**Raw records**
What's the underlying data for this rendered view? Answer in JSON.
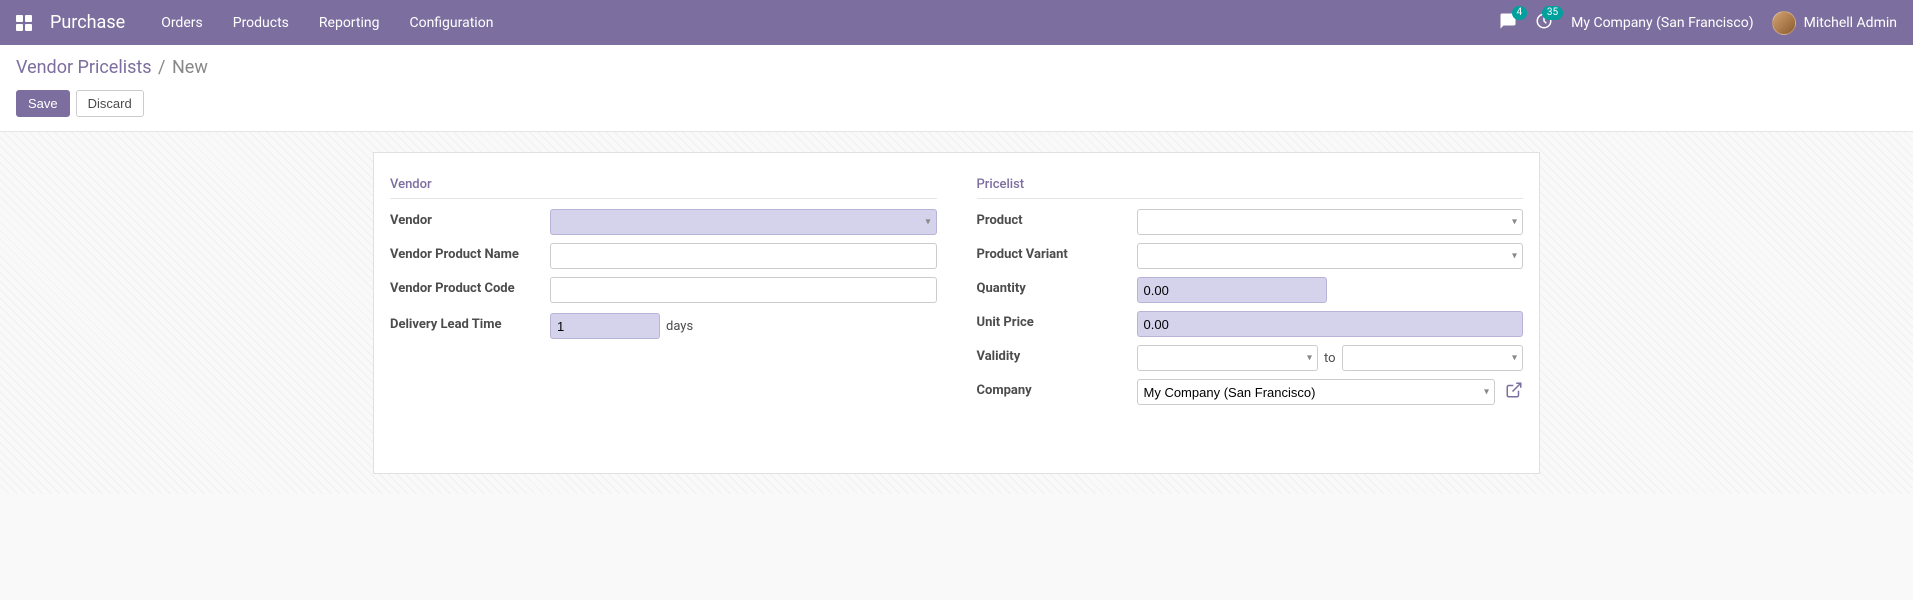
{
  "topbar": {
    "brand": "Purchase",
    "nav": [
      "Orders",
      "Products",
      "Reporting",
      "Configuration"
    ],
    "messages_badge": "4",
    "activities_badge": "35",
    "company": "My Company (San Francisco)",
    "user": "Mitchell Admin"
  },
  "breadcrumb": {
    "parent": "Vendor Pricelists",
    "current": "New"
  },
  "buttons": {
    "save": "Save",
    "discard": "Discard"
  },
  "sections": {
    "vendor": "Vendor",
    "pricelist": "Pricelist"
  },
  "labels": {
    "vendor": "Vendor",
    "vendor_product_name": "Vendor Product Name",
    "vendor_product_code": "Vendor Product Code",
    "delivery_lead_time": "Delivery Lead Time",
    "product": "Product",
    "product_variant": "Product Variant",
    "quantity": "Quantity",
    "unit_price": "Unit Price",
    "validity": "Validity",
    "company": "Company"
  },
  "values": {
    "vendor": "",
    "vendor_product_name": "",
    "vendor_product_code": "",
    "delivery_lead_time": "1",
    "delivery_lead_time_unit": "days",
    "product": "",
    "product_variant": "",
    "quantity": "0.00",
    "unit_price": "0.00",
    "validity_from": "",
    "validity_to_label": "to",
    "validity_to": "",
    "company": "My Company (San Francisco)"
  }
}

**To do**
Omit the pictures. Output every record above word for word.

**Final result**
What's the underlying data for this rendered view? Answer in JSON.
{
  "topbar": {
    "brand": "Purchase",
    "nav": [
      "Orders",
      "Products",
      "Reporting",
      "Configuration"
    ],
    "messages_badge": "4",
    "activities_badge": "35",
    "company": "My Company (San Francisco)",
    "user": "Mitchell Admin"
  },
  "breadcrumb": {
    "parent": "Vendor Pricelists",
    "current": "New"
  },
  "buttons": {
    "save": "Save",
    "discard": "Discard"
  },
  "sections": {
    "vendor": "Vendor",
    "pricelist": "Pricelist"
  },
  "labels": {
    "vendor": "Vendor",
    "vendor_product_name": "Vendor Product Name",
    "vendor_product_code": "Vendor Product Code",
    "delivery_lead_time": "Delivery Lead Time",
    "product": "Product",
    "product_variant": "Product Variant",
    "quantity": "Quantity",
    "unit_price": "Unit Price",
    "validity": "Validity",
    "company": "Company"
  },
  "values": {
    "vendor": "",
    "vendor_product_name": "",
    "vendor_product_code": "",
    "delivery_lead_time": "1",
    "delivery_lead_time_unit": "days",
    "product": "",
    "product_variant": "",
    "quantity": "0.00",
    "unit_price": "0.00",
    "validity_from": "",
    "validity_to_label": "to",
    "validity_to": "",
    "company": "My Company (San Francisco)"
  }
}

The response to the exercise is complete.